SHORT TASK: Omit all pictures, then retype the data exactly as given.

Recorded data:
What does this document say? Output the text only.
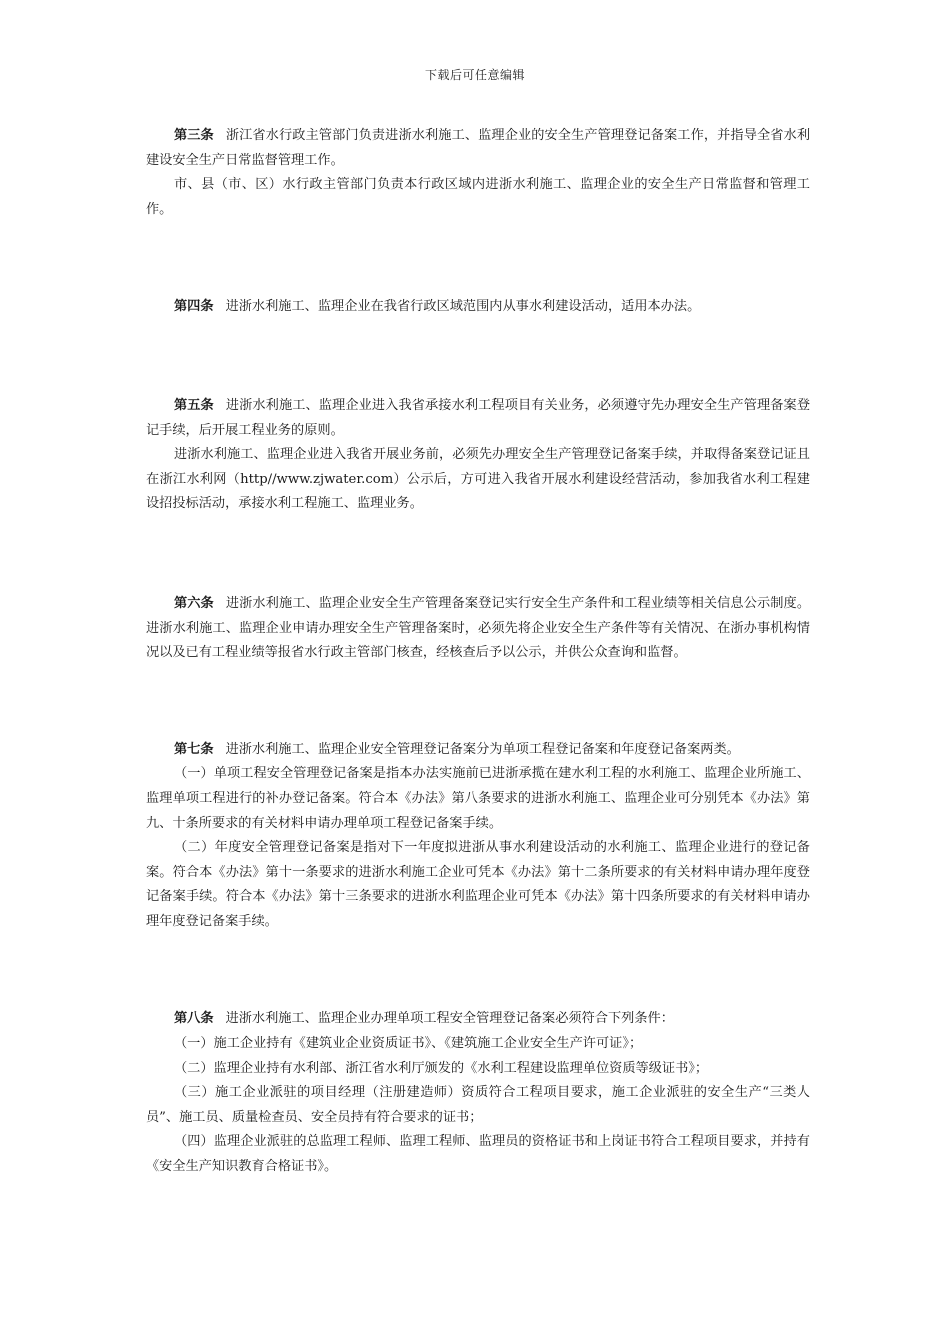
下载后可任意编辑

第三条 浙江省水行政主管部门负责进浙水利施工、监理企业的安全生产管理登记备案工作，并指导全省水利建设安全生产日常监督管理工作。

市、县（市、区）水行政主管部门负责本行政区域内进浙水利施工、监理企业的安全生产日常监督和管理工作。

第四条 进浙水利施工、监理企业在我省行政区域范围内从事水利建设活动，适用本办法。

第五条 进浙水利施工、监理企业进入我省承接水利工程项目有关业务，必须遵守先办理安全生产管理备案登记手续，后开展工程业务的原则。

进浙水利施工、监理企业进入我省开展业务前，必须先办理安全生产管理登记备案手续，并取得备案登记证且在浙江水利网（http//www.zjwater.com）公示后，方可进入我省开展水利建设经营活动，参加我省水利工程建设招投标活动，承接水利工程施工、监理业务。

第六条 进浙水利施工、监理企业安全生产管理备案登记实行安全生产条件和工程业绩等相关信息公示制度。进浙水利施工、监理企业申请办理安全生产管理备案时，必须先将企业安全生产条件等有关情况、在浙办事机构情况以及已有工程业绩等报省水行政主管部门核查，经核查后予以公示，并供公众查询和监督。

第七条 进浙水利施工、监理企业安全管理登记备案分为单项工程登记备案和年度登记备案两类。

（一）单项工程安全管理登记备案是指本办法实施前已进浙承揽在建水利工程的水利施工、监理企业所施工、监理单项工程进行的补办登记备案。符合本《办法》第八条要求的进浙水利施工、监理企业可分别凭本《办法》第九、十条所要求的有关材料申请办理单项工程登记备案手续。

（二）年度安全管理登记备案是指对下一年度拟进浙从事水利建设活动的水利施工、监理企业进行的登记备案。符合本《办法》第十一条要求的进浙水利施工企业可凭本《办法》第十二条所要求的有关材料申请办理年度登记备案手续。符合本《办法》第十三条要求的进浙水利监理企业可凭本《办法》第十四条所要求的有关材料申请办理年度登记备案手续。

第八条 进浙水利施工、监理企业办理单项工程安全管理登记备案必须符合下列条件：

（一）施工企业持有《建筑业企业资质证书》、《建筑施工企业安全生产许可证》；

（二）监理企业持有水利部、浙江省水利厅颁发的《水利工程建设监理单位资质等级证书》；

（三）施工企业派驻的项目经理（注册建造师）资质符合工程项目要求，施工企业派驻的安全生产“三类人员”、施工员、质量检查员、安全员持有符合要求的证书；

（四）监理企业派驻的总监理工程师、监理工程师、监理员的资格证书和上岗证书符合工程项目要求，并持有《安全生产知识教育合格证书》。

WRITTEN REPLY:
What does this document say? Output the text only.
下载后可任意编辑

第三条 浙江省水行政主管部门负责进浙水利施工、监理企业的安全生产管理登记备案工作，并指导全省水利建设安全生产日常监督管理工作。

市、县（市、区）水行政主管部门负责本行政区域内进浙水利施工、监理企业的安全生产日常监督和管理工作。

第四条 进浙水利施工、监理企业在我省行政区域范围内从事水利建设活动，适用本办法。

第五条 进浙水利施工、监理企业进入我省承接水利工程项目有关业务，必须遵守先办理安全生产管理备案登记手续，后开展工程业务的原则。

进浙水利施工、监理企业进入我省开展业务前，必须先办理安全生产管理登记备案手续，并取得备案登记证且在浙江水利网（http//www.zjwater.com）公示后，方可进入我省开展水利建设经营活动，参加我省水利工程建设招投标活动，承接水利工程施工、监理业务。

第六条 进浙水利施工、监理企业安全生产管理备案登记实行安全生产条件和工程业绩等相关信息公示制度。进浙水利施工、监理企业申请办理安全生产管理备案时，必须先将企业安全生产条件等有关情况、在浙办事机构情况以及已有工程业绩等报省水行政主管部门核查，经核查后予以公示，并供公众查询和监督。

第七条 进浙水利施工、监理企业安全管理登记备案分为单项工程登记备案和年度登记备案两类。

（一）单项工程安全管理登记备案是指本办法实施前已进浙承揽在建水利工程的水利施工、监理企业所施工、监理单项工程进行的补办登记备案。符合本《办法》第八条要求的进浙水利施工、监理企业可分别凭本《办法》第九、十条所要求的有关材料申请办理单项工程登记备案手续。

（二）年度安全管理登记备案是指对下一年度拟进浙从事水利建设活动的水利施工、监理企业进行的登记备案。符合本《办法》第十一条要求的进浙水利施工企业可凭本《办法》第十二条所要求的有关材料申请办理年度登记备案手续。符合本《办法》第十三条要求的进浙水利监理企业可凭本《办法》第十四条所要求的有关材料申请办理年度登记备案手续。

第八条 进浙水利施工、监理企业办理单项工程安全管理登记备案必须符合下列条件：

（一）施工企业持有《建筑业企业资质证书》、《建筑施工企业安全生产许可证》；

（二）监理企业持有水利部、浙江省水利厅颁发的《水利工程建设监理单位资质等级证书》；

（三）施工企业派驻的项目经理（注册建造师）资质符合工程项目要求，施工企业派驻的安全生产“三类人员”、施工员、质量检查员、安全员持有符合要求的证书；

（四）监理企业派驻的总监理工程师、监理工程师、监理员的资格证书和上岗证书符合工程项目要求，并持有《安全生产知识教育合格证书》。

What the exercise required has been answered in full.